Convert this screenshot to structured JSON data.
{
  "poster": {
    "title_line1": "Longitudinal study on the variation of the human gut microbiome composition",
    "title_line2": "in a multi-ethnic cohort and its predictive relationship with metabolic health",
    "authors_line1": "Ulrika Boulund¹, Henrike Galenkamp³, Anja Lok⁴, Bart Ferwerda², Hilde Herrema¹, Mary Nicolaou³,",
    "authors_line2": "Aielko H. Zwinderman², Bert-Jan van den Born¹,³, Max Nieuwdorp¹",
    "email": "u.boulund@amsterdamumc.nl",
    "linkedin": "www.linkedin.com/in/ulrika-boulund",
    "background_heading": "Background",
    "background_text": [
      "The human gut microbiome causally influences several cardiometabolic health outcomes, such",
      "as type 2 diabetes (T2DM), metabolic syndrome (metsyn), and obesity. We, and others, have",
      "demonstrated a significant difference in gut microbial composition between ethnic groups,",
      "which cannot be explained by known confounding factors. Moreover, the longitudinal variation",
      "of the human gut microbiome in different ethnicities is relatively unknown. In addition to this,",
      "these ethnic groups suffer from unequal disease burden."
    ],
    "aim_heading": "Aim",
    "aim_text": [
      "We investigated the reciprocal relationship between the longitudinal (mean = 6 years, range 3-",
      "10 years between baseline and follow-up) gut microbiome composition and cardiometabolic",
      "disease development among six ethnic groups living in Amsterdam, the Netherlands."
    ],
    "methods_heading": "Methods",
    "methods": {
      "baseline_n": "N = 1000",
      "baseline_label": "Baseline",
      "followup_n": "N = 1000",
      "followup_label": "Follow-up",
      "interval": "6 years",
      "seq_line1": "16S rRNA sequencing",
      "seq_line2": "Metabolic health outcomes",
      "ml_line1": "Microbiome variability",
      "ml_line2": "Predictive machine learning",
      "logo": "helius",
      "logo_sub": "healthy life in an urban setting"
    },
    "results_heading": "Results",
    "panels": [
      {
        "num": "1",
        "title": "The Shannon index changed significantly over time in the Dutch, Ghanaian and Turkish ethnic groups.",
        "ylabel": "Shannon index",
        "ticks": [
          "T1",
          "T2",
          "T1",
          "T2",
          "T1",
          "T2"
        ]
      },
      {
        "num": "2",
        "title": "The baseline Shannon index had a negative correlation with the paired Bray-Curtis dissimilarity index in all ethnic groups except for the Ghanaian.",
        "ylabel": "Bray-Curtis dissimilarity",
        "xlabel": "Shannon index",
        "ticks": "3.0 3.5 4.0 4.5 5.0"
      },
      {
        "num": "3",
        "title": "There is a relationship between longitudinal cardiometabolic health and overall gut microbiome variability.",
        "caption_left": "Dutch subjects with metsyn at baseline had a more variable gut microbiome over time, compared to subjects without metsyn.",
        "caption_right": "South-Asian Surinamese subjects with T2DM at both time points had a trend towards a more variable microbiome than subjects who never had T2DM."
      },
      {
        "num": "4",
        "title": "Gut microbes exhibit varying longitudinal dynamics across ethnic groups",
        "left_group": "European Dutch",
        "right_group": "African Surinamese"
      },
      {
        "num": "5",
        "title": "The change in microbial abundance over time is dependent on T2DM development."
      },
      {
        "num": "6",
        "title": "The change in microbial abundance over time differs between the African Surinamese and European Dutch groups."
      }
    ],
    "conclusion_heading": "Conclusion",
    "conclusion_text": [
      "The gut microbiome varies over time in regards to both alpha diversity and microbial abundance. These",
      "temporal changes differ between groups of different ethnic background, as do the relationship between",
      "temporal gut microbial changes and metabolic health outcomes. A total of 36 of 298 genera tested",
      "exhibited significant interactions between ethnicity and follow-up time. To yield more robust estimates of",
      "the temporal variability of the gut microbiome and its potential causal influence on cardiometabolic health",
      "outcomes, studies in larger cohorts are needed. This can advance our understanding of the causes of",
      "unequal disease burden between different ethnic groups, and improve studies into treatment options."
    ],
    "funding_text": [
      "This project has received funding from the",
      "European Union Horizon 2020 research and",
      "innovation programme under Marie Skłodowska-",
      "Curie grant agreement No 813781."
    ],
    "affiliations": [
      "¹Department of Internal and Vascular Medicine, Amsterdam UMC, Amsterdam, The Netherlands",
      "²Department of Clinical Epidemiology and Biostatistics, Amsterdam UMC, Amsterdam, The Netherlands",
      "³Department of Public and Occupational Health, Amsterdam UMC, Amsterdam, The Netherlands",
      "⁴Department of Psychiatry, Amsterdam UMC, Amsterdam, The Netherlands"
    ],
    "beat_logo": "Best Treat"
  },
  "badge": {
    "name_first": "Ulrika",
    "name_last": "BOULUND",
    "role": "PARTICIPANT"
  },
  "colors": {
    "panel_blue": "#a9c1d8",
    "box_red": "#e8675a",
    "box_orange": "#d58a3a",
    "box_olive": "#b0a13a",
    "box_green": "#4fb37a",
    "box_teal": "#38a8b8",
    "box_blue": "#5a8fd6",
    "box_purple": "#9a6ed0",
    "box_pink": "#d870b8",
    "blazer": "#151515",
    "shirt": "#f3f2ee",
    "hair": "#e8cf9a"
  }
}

==========

#### [Short task]
All the entries above need to be reproduced exactly.

#### [Result of this exercise]
Convert this screenshot to structured JSON data.
{
  "poster": {
    "title_line1": "Longitudinal study on the variation of the human gut microbiome composition",
    "title_line2": "in a multi-ethnic cohort and its predictive relationship with metabolic health",
    "authors_line1": "Ulrika Boulund¹, Henrike Galenkamp³, Anja Lok⁴, Bart Ferwerda², Hilde Herrema¹, Mary Nicolaou³,",
    "authors_line2": "Aielko H. Zwinderman², Bert-Jan van den Born¹,³, Max Nieuwdorp¹",
    "email": "u.boulund@amsterdamumc.nl",
    "linkedin": "www.linkedin.com/in/ulrika-boulund",
    "background_heading": "Background",
    "background_text": [
      "The human gut microbiome causally influences several cardiometabolic health outcomes, such",
      "as type 2 diabetes (T2DM), metabolic syndrome (metsyn), and obesity. We, and others, have",
      "demonstrated a significant difference in gut microbial composition between ethnic groups,",
      "which cannot be explained by known confounding factors. Moreover, the longitudinal variation",
      "of the human gut microbiome in different ethnicities is relatively unknown. In addition to this,",
      "these ethnic groups suffer from unequal disease burden."
    ],
    "aim_heading": "Aim",
    "aim_text": [
      "We investigated the reciprocal relationship between the longitudinal (mean = 6 years, range 3-",
      "10 years between baseline and follow-up) gut microbiome composition and cardiometabolic",
      "disease development among six ethnic groups living in Amsterdam, the Netherlands."
    ],
    "methods_heading": "Methods",
    "methods": {
      "baseline_n": "N = 1000",
      "baseline_label": "Baseline",
      "followup_n": "N = 1000",
      "followup_label": "Follow-up",
      "interval": "6 years",
      "seq_line1": "16S rRNA sequencing",
      "seq_line2": "Metabolic health outcomes",
      "ml_line1": "Microbiome variability",
      "ml_line2": "Predictive machine learning",
      "logo": "helius",
      "logo_sub": "healthy life in an urban setting"
    },
    "results_heading": "Results",
    "panels": [
      {
        "num": "1",
        "title": "The Shannon index changed significantly over time in the Dutch, Ghanaian and Turkish ethnic groups.",
        "ylabel": "Shannon index",
        "ticks": [
          "T1",
          "T2",
          "T1",
          "T2",
          "T1",
          "T2"
        ]
      },
      {
        "num": "2",
        "title": "The baseline Shannon index had a negative correlation with the paired Bray-Curtis dissimilarity index in all ethnic groups except for the Ghanaian.",
        "ylabel": "Bray-Curtis dissimilarity",
        "xlabel": "Shannon index",
        "ticks": "3.0 3.5 4.0 4.5 5.0"
      },
      {
        "num": "3",
        "title": "There is a relationship between longitudinal cardiometabolic health and overall gut microbiome variability.",
        "caption_left": "Dutch subjects with metsyn at baseline had a more variable gut microbiome over time, compared to subjects without metsyn.",
        "caption_right": "South-Asian Surinamese subjects with T2DM at both time points had a trend towards a more variable microbiome than subjects who never had T2DM."
      },
      {
        "num": "4",
        "title": "Gut microbes exhibit varying longitudinal dynamics across ethnic groups",
        "left_group": "European Dutch",
        "right_group": "African Surinamese"
      },
      {
        "num": "5",
        "title": "The change in microbial abundance over time is dependent on T2DM development."
      },
      {
        "num": "6",
        "title": "The change in microbial abundance over time differs between the African Surinamese and European Dutch groups."
      }
    ],
    "conclusion_heading": "Conclusion",
    "conclusion_text": [
      "The gut microbiome varies over time in regards to both alpha diversity and microbial abundance. These",
      "temporal changes differ between groups of different ethnic background, as do the relationship between",
      "temporal gut microbial changes and metabolic health outcomes. A total of 36 of 298 genera tested",
      "exhibited significant interactions between ethnicity and follow-up time. To yield more robust estimates of",
      "the temporal variability of the gut microbiome and its potential causal influence on cardiometabolic health",
      "outcomes, studies in larger cohorts are needed. This can advance our understanding of the causes of",
      "unequal disease burden between different ethnic groups, and improve studies into treatment options."
    ],
    "funding_text": [
      "This project has received funding from the",
      "European Union Horizon 2020 research and",
      "innovation programme under Marie Skłodowska-",
      "Curie grant agreement No 813781."
    ],
    "affiliations": [
      "¹Department of Internal and Vascular Medicine, Amsterdam UMC, Amsterdam, The Netherlands",
      "²Department of Clinical Epidemiology and Biostatistics, Amsterdam UMC, Amsterdam, The Netherlands",
      "³Department of Public and Occupational Health, Amsterdam UMC, Amsterdam, The Netherlands",
      "⁴Department of Psychiatry, Amsterdam UMC, Amsterdam, The Netherlands"
    ],
    "beat_logo": "Best Treat"
  },
  "badge": {
    "name_first": "Ulrika",
    "name_last": "BOULUND",
    "role": "PARTICIPANT"
  },
  "colors": {
    "panel_blue": "#a9c1d8",
    "box_red": "#e8675a",
    "box_orange": "#d58a3a",
    "box_olive": "#b0a13a",
    "box_green": "#4fb37a",
    "box_teal": "#38a8b8",
    "box_blue": "#5a8fd6",
    "box_purple": "#9a6ed0",
    "box_pink": "#d870b8",
    "blazer": "#151515",
    "shirt": "#f3f2ee",
    "hair": "#e8cf9a"
  }
}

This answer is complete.